Your objective
Read the records and gather each line that includes "Password".
╭─ Supplied records
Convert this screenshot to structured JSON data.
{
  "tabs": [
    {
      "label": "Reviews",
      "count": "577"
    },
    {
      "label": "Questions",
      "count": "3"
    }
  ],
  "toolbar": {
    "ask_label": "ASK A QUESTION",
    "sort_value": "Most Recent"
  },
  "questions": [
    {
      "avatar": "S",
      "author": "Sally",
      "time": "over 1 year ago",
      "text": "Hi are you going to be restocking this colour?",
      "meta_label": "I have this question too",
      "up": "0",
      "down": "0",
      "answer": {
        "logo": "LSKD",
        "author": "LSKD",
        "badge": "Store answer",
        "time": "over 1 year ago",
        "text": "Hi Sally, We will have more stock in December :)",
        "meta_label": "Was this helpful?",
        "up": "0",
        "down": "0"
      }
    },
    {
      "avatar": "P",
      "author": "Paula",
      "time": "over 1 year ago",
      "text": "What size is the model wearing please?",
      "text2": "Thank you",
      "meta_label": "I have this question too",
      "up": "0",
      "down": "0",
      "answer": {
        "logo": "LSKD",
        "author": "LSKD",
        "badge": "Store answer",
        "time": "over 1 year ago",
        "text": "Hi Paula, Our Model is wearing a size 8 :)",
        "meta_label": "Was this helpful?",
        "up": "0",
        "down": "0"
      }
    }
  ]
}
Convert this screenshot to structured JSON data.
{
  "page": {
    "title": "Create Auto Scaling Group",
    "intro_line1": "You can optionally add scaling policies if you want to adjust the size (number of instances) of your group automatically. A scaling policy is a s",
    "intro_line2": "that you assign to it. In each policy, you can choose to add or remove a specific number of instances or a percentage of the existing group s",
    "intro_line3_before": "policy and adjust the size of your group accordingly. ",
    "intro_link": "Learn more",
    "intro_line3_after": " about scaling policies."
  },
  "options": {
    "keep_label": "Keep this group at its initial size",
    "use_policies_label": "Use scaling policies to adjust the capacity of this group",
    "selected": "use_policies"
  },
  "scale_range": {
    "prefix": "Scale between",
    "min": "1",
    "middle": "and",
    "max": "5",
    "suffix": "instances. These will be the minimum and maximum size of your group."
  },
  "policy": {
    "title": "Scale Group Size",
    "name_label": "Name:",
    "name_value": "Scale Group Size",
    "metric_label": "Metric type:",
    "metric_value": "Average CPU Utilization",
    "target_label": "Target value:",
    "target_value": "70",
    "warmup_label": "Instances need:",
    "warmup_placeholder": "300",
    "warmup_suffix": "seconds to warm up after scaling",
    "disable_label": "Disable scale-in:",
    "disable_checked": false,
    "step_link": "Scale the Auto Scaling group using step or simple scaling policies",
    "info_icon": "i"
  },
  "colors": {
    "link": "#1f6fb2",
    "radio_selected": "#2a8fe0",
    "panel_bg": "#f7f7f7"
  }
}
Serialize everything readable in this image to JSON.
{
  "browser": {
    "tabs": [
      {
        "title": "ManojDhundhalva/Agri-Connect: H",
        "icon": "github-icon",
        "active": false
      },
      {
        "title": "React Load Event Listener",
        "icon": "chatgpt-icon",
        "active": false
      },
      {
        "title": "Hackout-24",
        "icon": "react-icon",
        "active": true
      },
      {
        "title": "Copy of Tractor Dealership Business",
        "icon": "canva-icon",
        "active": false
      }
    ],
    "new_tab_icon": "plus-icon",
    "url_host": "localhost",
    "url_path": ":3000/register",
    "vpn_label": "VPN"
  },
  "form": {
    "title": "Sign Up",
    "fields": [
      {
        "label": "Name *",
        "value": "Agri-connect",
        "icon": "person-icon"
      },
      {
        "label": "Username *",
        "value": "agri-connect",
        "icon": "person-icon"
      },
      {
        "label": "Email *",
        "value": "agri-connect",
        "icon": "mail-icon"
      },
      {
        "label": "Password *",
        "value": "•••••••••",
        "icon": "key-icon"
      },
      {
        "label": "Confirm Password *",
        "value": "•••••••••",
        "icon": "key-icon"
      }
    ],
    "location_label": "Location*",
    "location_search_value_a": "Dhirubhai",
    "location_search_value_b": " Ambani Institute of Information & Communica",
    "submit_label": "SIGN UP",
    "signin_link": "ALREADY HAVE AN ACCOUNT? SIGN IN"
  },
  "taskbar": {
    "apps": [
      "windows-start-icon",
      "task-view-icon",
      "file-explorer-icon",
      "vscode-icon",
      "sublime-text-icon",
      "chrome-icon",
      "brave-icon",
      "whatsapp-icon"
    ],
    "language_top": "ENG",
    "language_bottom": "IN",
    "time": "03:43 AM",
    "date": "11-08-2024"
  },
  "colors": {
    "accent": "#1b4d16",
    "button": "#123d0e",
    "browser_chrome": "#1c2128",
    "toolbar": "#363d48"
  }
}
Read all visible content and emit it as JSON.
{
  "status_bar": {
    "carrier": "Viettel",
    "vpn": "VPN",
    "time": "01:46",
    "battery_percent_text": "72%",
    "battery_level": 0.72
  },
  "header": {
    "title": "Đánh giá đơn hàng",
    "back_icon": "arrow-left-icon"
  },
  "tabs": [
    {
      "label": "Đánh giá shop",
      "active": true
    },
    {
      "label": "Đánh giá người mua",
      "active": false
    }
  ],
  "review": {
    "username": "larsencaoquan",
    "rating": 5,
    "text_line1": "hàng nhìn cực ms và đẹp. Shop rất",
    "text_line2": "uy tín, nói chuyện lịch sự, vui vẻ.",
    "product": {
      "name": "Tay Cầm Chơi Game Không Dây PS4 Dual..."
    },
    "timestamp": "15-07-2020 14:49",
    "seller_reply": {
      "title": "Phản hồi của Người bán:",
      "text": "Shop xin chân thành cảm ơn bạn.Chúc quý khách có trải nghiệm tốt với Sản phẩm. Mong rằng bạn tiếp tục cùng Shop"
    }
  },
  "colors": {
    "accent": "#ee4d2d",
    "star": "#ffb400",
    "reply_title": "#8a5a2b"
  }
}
╰─
Written solution
        "label": "Password *",
        "label": "Confirm Password *",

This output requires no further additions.